#### [Prompt]
Compute how many lines in the entries below contain "icon", and output nothing but the number.

******

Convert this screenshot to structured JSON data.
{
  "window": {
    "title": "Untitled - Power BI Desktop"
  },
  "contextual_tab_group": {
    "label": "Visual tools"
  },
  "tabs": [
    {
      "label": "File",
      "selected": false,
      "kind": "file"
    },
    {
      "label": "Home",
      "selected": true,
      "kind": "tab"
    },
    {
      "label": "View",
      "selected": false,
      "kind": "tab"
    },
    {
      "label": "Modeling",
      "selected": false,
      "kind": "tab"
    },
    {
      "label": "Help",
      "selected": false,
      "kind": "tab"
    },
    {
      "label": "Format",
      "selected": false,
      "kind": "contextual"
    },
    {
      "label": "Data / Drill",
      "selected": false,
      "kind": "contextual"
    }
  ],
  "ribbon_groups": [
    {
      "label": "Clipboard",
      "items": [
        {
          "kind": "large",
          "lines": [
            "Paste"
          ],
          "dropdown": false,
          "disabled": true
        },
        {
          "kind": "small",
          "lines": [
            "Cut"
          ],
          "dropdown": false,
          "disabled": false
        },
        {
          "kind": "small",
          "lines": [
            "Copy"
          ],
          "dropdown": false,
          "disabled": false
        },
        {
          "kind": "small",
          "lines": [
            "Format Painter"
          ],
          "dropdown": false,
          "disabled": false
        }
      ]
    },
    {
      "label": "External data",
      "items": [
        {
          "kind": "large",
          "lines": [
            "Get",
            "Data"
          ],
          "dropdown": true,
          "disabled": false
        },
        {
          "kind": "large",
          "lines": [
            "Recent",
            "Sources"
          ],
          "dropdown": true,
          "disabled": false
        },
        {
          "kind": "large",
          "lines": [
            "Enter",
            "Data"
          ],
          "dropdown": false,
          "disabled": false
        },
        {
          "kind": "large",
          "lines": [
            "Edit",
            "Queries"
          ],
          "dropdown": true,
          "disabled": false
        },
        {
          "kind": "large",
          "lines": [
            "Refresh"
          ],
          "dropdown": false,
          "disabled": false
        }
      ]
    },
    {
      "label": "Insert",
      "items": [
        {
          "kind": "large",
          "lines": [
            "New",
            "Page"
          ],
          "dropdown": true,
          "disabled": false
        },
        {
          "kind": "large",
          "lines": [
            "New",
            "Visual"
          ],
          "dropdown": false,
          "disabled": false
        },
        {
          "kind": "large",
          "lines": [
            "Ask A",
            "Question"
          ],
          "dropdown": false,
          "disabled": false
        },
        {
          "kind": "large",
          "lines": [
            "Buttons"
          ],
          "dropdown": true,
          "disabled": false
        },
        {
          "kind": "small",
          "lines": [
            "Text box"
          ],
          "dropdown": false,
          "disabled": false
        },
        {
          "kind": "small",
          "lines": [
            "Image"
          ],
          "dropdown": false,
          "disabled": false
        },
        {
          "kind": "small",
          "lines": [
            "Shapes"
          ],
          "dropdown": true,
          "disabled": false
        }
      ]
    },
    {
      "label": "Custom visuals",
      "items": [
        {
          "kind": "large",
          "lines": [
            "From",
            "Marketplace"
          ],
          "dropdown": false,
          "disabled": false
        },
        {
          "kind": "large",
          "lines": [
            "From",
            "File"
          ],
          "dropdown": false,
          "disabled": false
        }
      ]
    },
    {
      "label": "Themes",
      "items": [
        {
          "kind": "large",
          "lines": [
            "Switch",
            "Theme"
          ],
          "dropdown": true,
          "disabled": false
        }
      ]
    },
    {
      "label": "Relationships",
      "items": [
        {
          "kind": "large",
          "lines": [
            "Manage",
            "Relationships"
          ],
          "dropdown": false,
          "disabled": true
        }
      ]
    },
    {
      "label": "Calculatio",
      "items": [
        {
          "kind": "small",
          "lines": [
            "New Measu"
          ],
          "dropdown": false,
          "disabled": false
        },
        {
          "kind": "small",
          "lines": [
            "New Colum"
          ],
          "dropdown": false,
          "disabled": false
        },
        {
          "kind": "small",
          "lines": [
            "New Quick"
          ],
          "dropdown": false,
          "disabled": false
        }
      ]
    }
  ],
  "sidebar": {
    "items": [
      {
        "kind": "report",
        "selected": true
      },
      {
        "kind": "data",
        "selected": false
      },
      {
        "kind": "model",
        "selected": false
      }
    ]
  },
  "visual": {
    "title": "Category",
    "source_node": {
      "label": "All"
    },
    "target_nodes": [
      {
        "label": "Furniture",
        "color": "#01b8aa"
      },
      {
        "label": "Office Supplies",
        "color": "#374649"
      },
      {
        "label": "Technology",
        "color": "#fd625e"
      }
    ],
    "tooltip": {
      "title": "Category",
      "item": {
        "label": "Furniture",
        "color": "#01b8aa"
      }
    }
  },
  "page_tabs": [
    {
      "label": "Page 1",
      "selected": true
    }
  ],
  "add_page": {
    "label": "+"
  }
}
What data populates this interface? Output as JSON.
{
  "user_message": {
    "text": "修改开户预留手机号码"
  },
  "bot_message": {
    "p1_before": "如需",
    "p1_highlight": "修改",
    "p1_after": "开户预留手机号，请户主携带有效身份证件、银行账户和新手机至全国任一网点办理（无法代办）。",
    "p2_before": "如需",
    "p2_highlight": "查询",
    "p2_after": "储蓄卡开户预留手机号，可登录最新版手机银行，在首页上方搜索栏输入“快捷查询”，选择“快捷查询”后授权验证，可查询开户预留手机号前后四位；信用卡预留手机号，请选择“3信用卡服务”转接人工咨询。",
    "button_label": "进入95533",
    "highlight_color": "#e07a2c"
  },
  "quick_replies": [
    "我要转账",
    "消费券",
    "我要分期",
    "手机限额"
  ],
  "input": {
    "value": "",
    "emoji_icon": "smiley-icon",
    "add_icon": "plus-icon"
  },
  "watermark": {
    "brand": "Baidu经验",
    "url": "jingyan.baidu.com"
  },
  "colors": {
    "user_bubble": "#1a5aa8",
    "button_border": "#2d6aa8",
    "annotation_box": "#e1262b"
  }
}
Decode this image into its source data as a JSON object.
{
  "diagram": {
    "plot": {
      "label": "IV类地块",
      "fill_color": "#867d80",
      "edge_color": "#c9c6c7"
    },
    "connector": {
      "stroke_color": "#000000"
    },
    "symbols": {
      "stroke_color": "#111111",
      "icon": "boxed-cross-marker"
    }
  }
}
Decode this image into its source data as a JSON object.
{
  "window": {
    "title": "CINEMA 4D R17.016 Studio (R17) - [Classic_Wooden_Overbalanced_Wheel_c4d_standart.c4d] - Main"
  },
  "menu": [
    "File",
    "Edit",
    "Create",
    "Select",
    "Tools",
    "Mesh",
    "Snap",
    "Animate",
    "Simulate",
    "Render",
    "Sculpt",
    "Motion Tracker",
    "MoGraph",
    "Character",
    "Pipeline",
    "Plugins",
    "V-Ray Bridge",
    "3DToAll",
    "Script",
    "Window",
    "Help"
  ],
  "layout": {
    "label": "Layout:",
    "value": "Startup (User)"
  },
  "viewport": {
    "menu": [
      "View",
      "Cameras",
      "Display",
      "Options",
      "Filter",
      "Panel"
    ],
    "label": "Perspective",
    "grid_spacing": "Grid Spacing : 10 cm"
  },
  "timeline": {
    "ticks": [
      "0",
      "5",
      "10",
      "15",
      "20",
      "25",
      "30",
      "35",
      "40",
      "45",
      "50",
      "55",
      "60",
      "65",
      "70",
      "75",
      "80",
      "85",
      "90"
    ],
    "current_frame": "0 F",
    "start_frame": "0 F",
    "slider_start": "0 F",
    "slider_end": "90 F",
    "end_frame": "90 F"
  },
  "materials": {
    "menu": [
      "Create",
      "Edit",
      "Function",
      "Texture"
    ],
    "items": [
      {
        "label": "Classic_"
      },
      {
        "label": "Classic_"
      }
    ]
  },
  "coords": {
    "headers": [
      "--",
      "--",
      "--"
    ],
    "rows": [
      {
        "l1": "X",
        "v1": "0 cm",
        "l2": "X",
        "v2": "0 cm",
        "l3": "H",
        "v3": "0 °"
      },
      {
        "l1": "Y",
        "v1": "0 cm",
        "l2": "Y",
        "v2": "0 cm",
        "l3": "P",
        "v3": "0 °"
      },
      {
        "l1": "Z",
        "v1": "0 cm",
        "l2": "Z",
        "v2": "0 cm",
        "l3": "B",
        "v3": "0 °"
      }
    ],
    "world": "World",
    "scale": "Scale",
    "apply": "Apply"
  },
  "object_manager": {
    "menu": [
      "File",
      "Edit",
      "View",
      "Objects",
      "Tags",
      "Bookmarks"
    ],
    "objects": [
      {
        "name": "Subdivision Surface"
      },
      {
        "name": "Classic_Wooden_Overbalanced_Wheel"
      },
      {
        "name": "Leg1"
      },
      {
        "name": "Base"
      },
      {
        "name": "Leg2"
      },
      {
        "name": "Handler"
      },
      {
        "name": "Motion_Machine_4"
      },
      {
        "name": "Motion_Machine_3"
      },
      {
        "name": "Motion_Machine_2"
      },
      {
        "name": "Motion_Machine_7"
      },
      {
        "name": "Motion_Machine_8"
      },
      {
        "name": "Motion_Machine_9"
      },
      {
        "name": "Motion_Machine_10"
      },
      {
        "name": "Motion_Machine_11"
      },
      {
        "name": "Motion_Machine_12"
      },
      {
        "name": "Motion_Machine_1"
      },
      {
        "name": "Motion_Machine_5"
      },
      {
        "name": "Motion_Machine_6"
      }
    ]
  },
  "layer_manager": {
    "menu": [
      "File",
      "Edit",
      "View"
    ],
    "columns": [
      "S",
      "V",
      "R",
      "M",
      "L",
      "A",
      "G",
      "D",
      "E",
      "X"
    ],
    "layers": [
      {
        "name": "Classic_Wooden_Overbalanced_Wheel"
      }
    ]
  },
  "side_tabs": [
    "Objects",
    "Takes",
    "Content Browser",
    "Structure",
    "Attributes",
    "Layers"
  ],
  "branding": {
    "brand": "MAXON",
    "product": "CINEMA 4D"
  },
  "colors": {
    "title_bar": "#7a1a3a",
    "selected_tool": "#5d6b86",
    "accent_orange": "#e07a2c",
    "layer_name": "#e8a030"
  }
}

******

#### [Expected answer]
3